--- WHAT IS EXPECTED ---
Carry on the article below about fashion houses rushing onto the Internet, starting right after its last sentence.

--- GIVEN TEXT ---
* Start *

Fashioning the Net: The Real Will Triumph.

Written By: 
Long Nguyen

Hardly a day’s gone by without the news of a fashion company announcing some new web initiatives, iPhone or Android applications, and other online projects. Fashion houses are now racing at light speed to catch up with the Internet revolution by establishing e-commerce, editorial websites, Twitters, Facebooks, YouTubes et al. Five years ago, Prada initiated the entry into the cell phone business with its own branded phone and Dolce & Gabbana quickly followed; last October, Gucci broadcast a 24-hour music channel on its iPhone app; Chanel just launched its own web magazine and LVMH followed with its own content site NOWness.com. The fall 2010 fashion season is the first on record that nearly all the shows in New York, London, Milan, and Paris will be streamed live on the Internet.

* End *

--- DATA RECORDS ---
* Start *

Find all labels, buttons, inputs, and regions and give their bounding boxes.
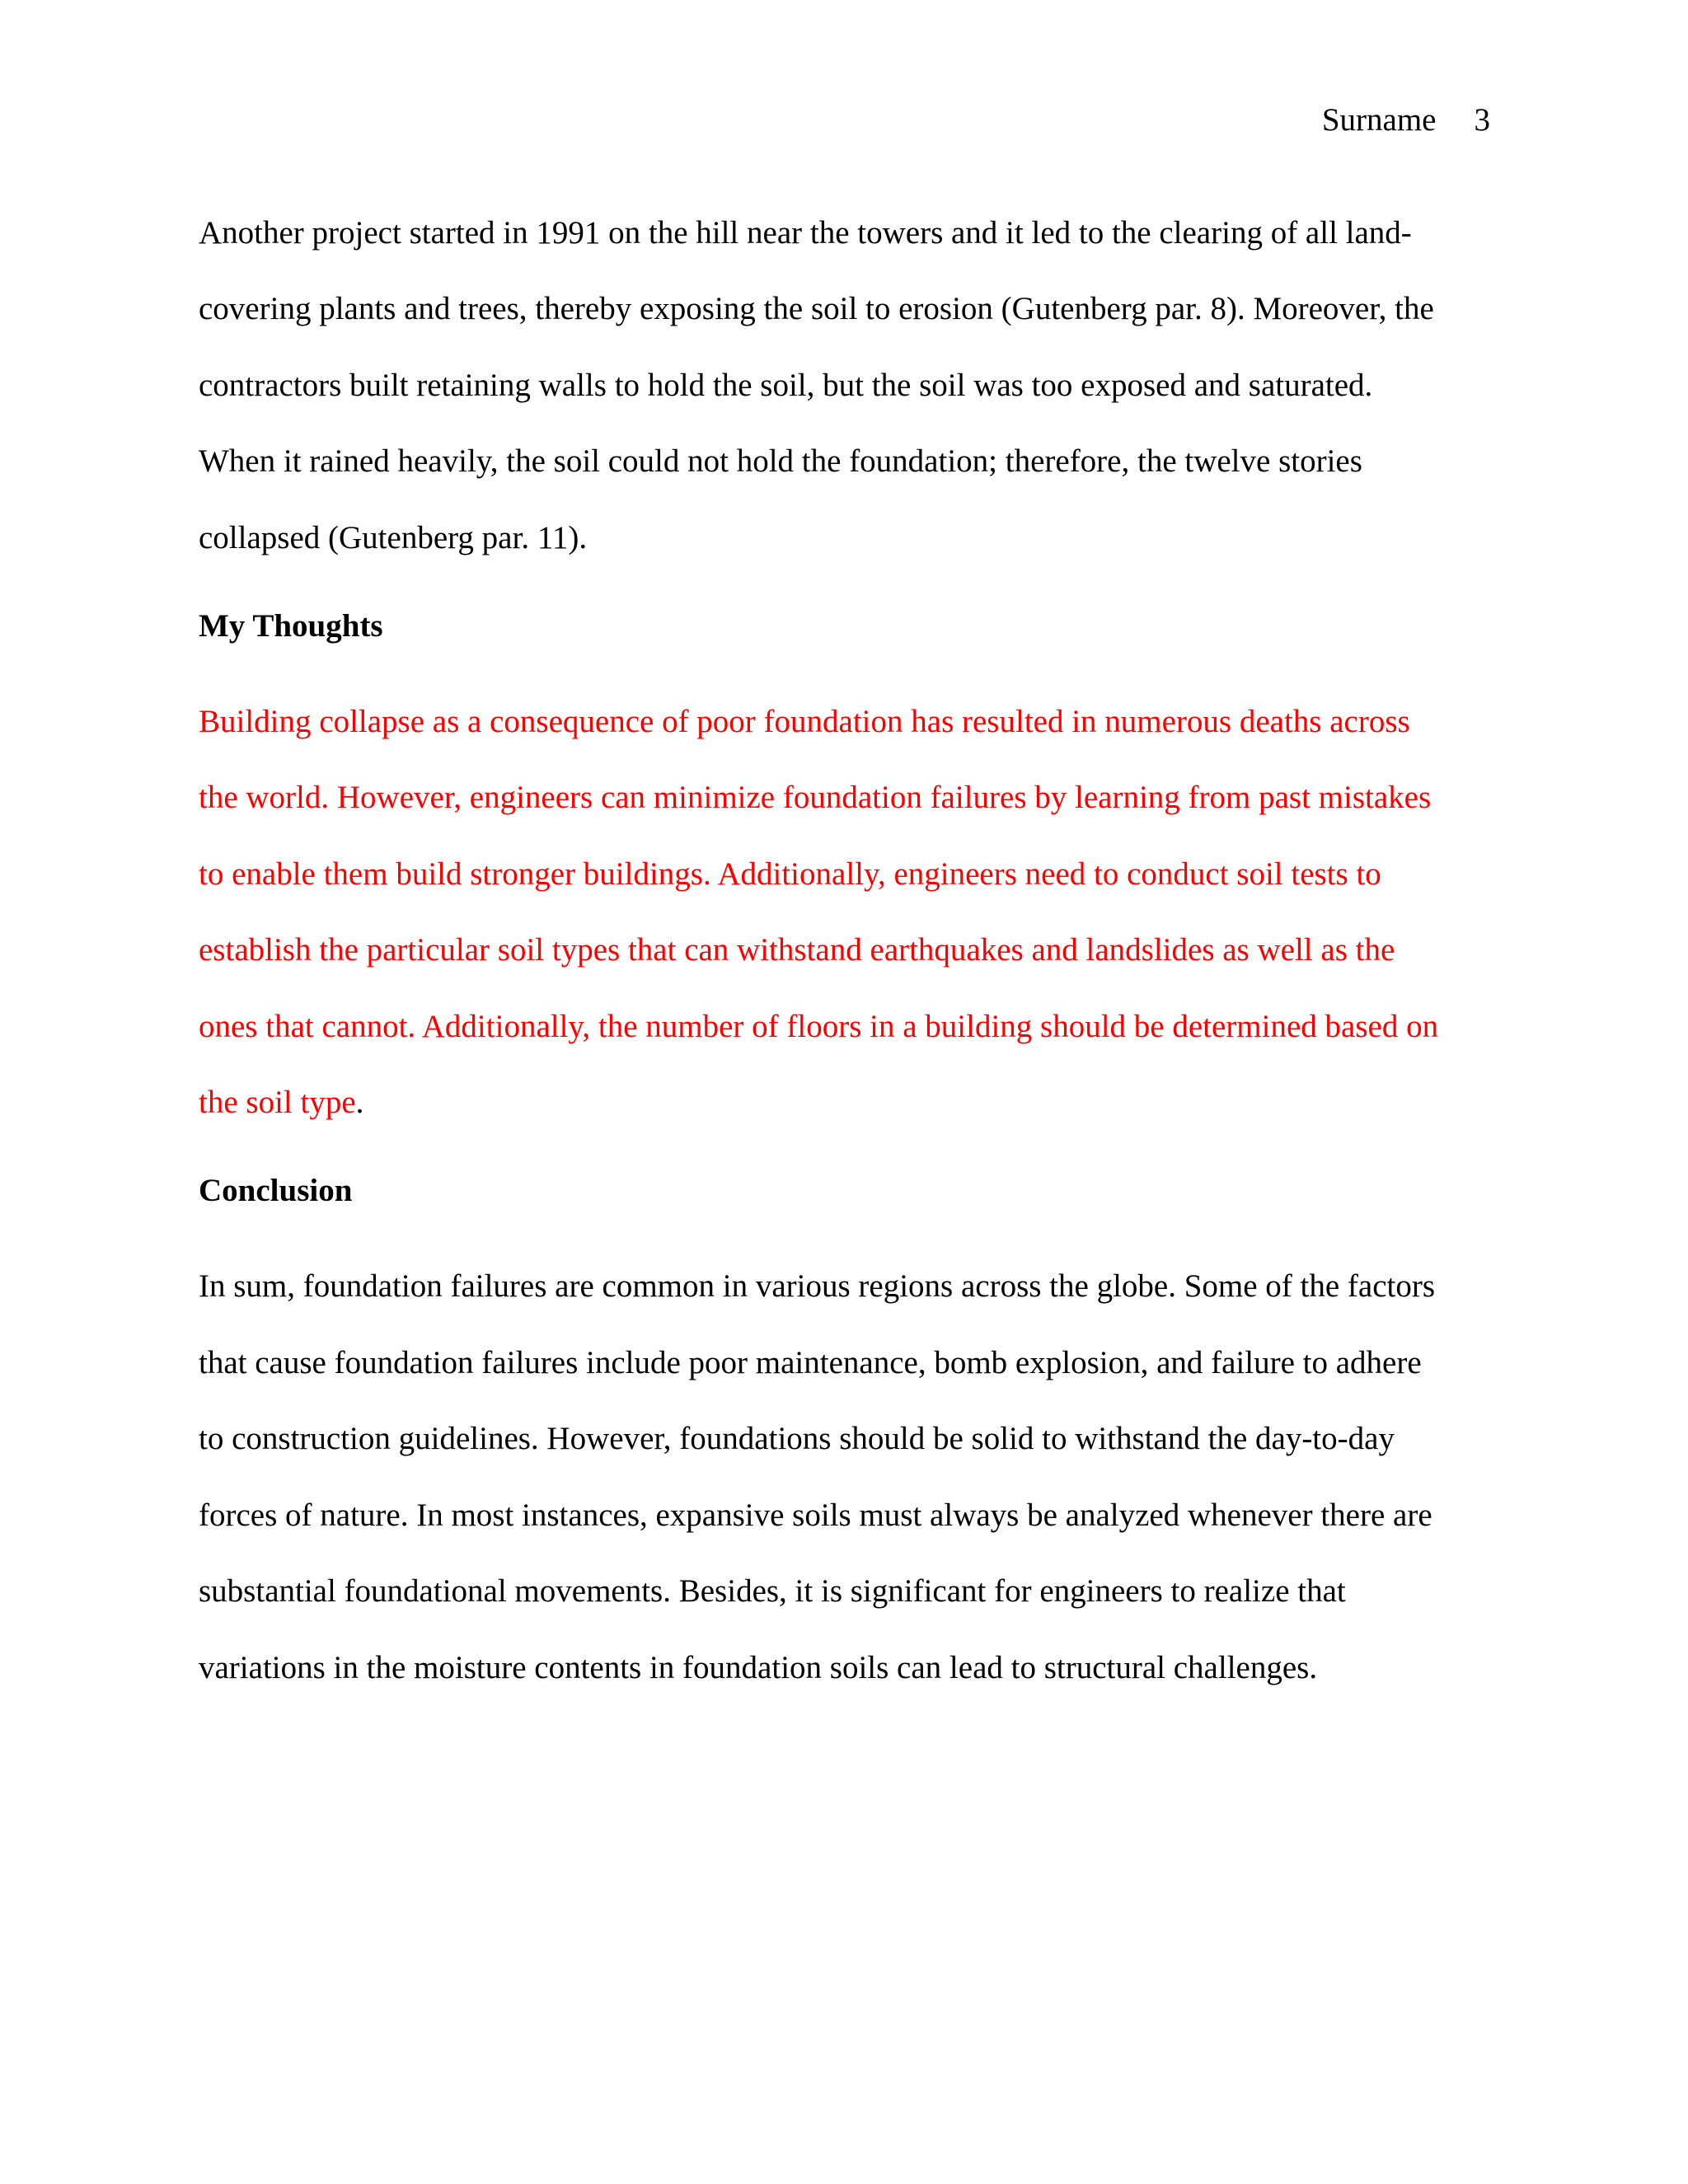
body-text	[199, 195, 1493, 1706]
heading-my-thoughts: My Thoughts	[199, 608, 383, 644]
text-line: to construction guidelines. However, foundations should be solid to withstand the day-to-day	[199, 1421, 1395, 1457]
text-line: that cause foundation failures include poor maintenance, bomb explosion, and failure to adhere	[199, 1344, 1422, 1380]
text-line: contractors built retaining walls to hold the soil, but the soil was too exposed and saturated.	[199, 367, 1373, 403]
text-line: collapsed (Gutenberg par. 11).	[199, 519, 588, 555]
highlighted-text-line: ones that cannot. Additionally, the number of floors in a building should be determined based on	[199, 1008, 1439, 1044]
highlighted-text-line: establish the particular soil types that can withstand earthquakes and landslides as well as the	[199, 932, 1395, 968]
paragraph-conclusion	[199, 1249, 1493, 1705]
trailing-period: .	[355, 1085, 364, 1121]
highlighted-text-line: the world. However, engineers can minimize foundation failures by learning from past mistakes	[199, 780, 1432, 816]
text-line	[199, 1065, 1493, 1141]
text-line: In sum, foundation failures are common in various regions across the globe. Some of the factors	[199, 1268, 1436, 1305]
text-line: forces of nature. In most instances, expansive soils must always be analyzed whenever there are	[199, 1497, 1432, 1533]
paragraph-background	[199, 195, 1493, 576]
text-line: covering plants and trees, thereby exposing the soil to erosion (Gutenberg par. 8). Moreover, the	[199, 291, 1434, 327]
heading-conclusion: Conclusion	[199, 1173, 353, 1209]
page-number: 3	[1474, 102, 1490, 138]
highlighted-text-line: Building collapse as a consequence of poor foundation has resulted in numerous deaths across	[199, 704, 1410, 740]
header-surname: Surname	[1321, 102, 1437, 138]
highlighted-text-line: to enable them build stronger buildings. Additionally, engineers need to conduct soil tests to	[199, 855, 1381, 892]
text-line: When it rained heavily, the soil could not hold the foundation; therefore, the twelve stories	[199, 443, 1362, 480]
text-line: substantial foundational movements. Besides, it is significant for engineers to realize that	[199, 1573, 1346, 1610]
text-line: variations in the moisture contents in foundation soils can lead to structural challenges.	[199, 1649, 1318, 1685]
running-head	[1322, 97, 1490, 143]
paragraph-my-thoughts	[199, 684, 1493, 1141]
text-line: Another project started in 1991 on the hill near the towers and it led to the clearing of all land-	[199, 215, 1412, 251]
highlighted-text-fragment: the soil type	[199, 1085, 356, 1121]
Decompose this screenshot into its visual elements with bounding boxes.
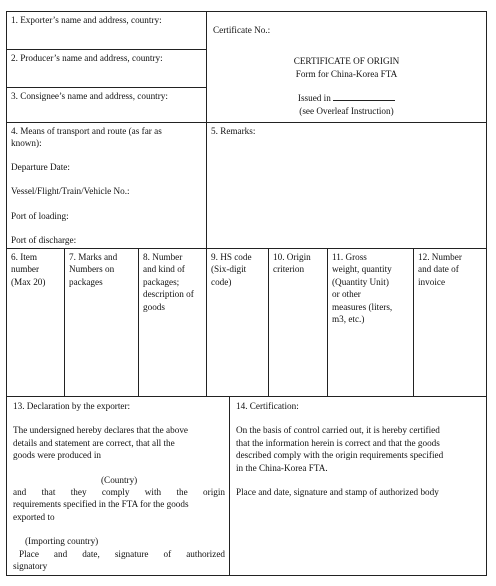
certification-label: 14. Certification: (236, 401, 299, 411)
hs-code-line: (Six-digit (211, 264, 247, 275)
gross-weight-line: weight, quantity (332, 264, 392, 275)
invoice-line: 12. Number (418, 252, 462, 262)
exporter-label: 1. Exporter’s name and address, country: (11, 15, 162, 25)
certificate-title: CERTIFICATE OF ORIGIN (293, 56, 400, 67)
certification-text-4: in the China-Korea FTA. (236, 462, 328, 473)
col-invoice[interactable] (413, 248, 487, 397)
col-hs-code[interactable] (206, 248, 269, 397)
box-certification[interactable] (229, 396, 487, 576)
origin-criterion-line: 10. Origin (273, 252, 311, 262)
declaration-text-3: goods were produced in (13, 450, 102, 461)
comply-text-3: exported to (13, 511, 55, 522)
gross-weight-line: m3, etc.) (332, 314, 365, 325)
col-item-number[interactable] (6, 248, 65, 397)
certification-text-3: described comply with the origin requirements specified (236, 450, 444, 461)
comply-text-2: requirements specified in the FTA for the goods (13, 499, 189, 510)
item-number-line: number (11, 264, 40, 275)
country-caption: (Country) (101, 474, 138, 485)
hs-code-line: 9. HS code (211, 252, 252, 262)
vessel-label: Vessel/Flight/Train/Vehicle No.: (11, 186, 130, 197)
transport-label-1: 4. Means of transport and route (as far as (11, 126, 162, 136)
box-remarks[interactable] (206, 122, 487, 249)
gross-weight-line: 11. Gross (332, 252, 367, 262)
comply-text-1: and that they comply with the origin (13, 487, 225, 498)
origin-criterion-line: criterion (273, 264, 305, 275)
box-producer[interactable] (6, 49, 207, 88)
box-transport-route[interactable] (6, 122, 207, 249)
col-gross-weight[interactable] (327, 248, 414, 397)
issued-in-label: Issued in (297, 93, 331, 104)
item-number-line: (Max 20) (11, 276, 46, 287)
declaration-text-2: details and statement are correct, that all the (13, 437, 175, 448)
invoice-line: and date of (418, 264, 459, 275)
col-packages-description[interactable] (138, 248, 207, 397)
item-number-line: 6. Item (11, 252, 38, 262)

* End *

--- TASK OUTPUT ---
    Fashion is about change, innovation, and invention. In the 1990s, there was a period when fashion shows first started airing on cable television; most of Jean-Paul Gaultier’s shows in Paris were broadcast live on the paid cable channel Paris Première. We all cheered such endeavors then, not only for their implications—expanding fashion’s reach beyond the industry and the fashionistas—but for our own egoism as well. A live broadcast at 8 p.m. ensured that the show would commence on time, an impossible feat prior, so that we could get to our 9 p.m. dinner reservations.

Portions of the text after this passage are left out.